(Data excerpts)

________________

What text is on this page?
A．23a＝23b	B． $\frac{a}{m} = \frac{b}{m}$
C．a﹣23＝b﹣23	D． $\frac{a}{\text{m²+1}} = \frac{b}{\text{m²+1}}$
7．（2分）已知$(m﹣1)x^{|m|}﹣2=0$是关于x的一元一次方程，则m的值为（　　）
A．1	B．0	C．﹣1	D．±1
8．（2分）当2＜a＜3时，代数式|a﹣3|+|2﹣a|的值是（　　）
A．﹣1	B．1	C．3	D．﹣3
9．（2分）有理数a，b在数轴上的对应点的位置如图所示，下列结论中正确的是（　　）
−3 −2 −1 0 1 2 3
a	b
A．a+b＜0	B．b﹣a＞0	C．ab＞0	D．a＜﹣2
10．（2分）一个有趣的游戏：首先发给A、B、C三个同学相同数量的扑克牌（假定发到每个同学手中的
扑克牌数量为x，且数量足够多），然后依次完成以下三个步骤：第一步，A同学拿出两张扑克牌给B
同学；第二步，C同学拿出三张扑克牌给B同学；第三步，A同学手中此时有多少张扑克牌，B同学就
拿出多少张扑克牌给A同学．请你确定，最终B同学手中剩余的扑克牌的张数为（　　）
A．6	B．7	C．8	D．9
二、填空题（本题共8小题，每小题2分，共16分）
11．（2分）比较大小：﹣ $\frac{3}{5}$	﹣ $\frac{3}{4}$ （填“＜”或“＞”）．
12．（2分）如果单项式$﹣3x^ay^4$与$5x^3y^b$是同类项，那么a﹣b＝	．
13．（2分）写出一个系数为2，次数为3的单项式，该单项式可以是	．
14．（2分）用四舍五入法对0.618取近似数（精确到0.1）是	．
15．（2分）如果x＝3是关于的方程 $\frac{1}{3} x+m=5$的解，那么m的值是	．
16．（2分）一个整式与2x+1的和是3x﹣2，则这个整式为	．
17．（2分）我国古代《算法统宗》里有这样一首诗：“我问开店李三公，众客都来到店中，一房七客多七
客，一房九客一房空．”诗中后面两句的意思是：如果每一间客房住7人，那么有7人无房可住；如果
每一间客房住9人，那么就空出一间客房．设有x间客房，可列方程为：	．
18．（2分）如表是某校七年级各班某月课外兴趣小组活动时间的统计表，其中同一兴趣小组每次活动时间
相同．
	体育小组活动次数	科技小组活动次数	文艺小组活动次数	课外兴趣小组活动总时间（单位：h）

________________

Exercise brief: Nothing may be left out: return each entry exactly as it reads.

Solution:
What text is on this page?
A．23a＝23b	B． $\frac{a}{m} = \frac{b}{m}$
C．a﹣23＝b﹣23	D． $\frac{a}{\text{m²+1}} = \frac{b}{\text{m²+1}}$
7．（2分）已知$(m﹣1)x^{|m|}﹣2=0$是关于x的一元一次方程，则m的值为（　　）
A．1	B．0	C．﹣1	D．±1
8．（2分）当2＜a＜3时，代数式|a﹣3|+|2﹣a|的值是（　　）
A．﹣1	B．1	C．3	D．﹣3
9．（2分）有理数a，b在数轴上的对应点的位置如图所示，下列结论中正确的是（　　）
−3 −2 −1 0 1 2 3
a	b
A．a+b＜0	B．b﹣a＞0	C．ab＞0	D．a＜﹣2
10．（2分）一个有趣的游戏：首先发给A、B、C三个同学相同数量的扑克牌（假定发到每个同学手中的
扑克牌数量为x，且数量足够多），然后依次完成以下三个步骤：第一步，A同学拿出两张扑克牌给B
同学；第二步，C同学拿出三张扑克牌给B同学；第三步，A同学手中此时有多少张扑克牌，B同学就
拿出多少张扑克牌给A同学．请你确定，最终B同学手中剩余的扑克牌的张数为（　　）
A．6	B．7	C．8	D．9
二、填空题（本题共8小题，每小题2分，共16分）
11．（2分）比较大小：﹣ $\frac{3}{5}$	﹣ $\frac{3}{4}$ （填“＜”或“＞”）．
12．（2分）如果单项式$﹣3x^ay^4$与$5x^3y^b$是同类项，那么a﹣b＝	．
13．（2分）写出一个系数为2，次数为3的单项式，该单项式可以是	．
14．（2分）用四舍五入法对0.618取近似数（精确到0.1）是	．
15．（2分）如果x＝3是关于的方程 $\frac{1}{3} x+m=5$的解，那么m的值是	．
16．（2分）一个整式与2x+1的和是3x﹣2，则这个整式为	．
17．（2分）我国古代《算法统宗》里有这样一首诗：“我问开店李三公，众客都来到店中，一房七客多七
客，一房九客一房空．”诗中后面两句的意思是：如果每一间客房住7人，那么有7人无房可住；如果
每一间客房住9人，那么就空出一间客房．设有x间客房，可列方程为：	．
18．（2分）如表是某校七年级各班某月课外兴趣小组活动时间的统计表，其中同一兴趣小组每次活动时间
相同．
	体育小组活动次数	科技小组活动次数	文艺小组活动次数	课外兴趣小组活动总时间（单位：h）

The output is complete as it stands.